_WORK TO BE COMPLETED_
Exclude the pictures and reproduce the remaining data exactly as written.

>> BEGIN DATA LINES

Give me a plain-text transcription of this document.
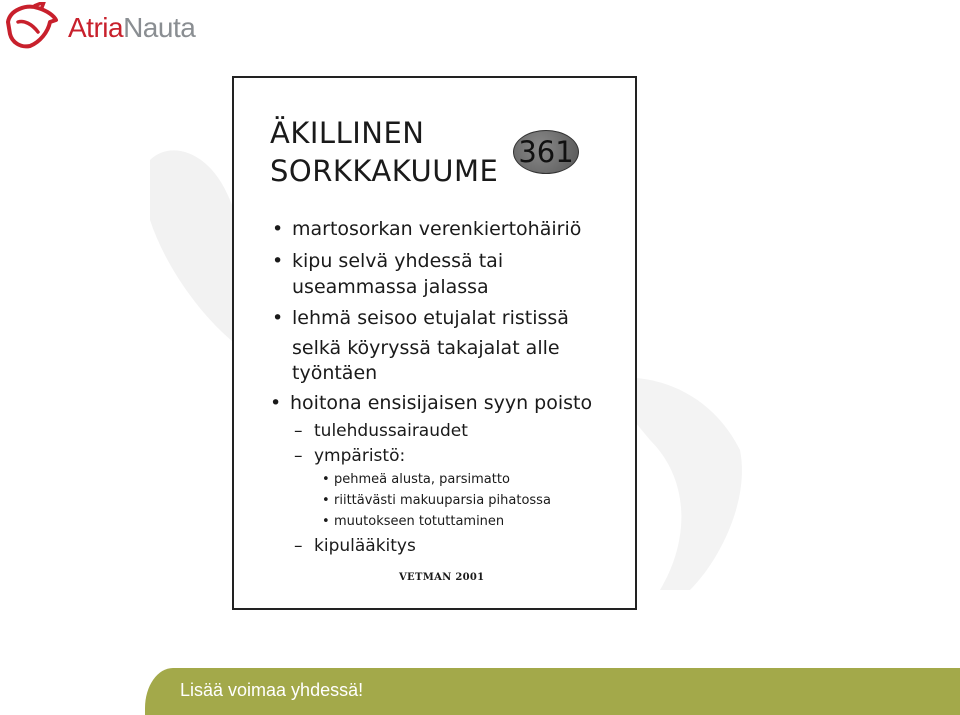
AtriaNauta
ÄKILLINEN
SORKKAKUUME
361
• martosorkan verenkiertohäiriö
• kipu selvä yhdessä tai
useammassa jalassa
• lehmä seisoo etujalat ristissä
selkä köyryssä takajalat alle
työntäen
• hoitona ensisijaisen syyn poisto
– tulehdussairaudet
– ympäristö:
• pehmeä alusta, parsimatto
• riittävästi makuuparsia pihatossa
• muutokseen totuttaminen
– kipulääkitys
VETMAN 2001
Lisää voimaa yhdessä!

>> END DATA LINES

_CORRECT OUTPUT_
Give me a plain-text transcription of this document.
AtriaNauta
ÄKILLINEN
SORKKAKUUME
361
• martosorkan verenkiertohäiriö
• kipu selvä yhdessä tai
useammassa jalassa
• lehmä seisoo etujalat ristissä
selkä köyryssä takajalat alle
työntäen
• hoitona ensisijaisen syyn poisto
– tulehdussairaudet
– ympäristö:
• pehmeä alusta, parsimatto
• riittävästi makuuparsia pihatossa
• muutokseen totuttaminen
– kipulääkitys
VETMAN 2001
Lisää voimaa yhdessä!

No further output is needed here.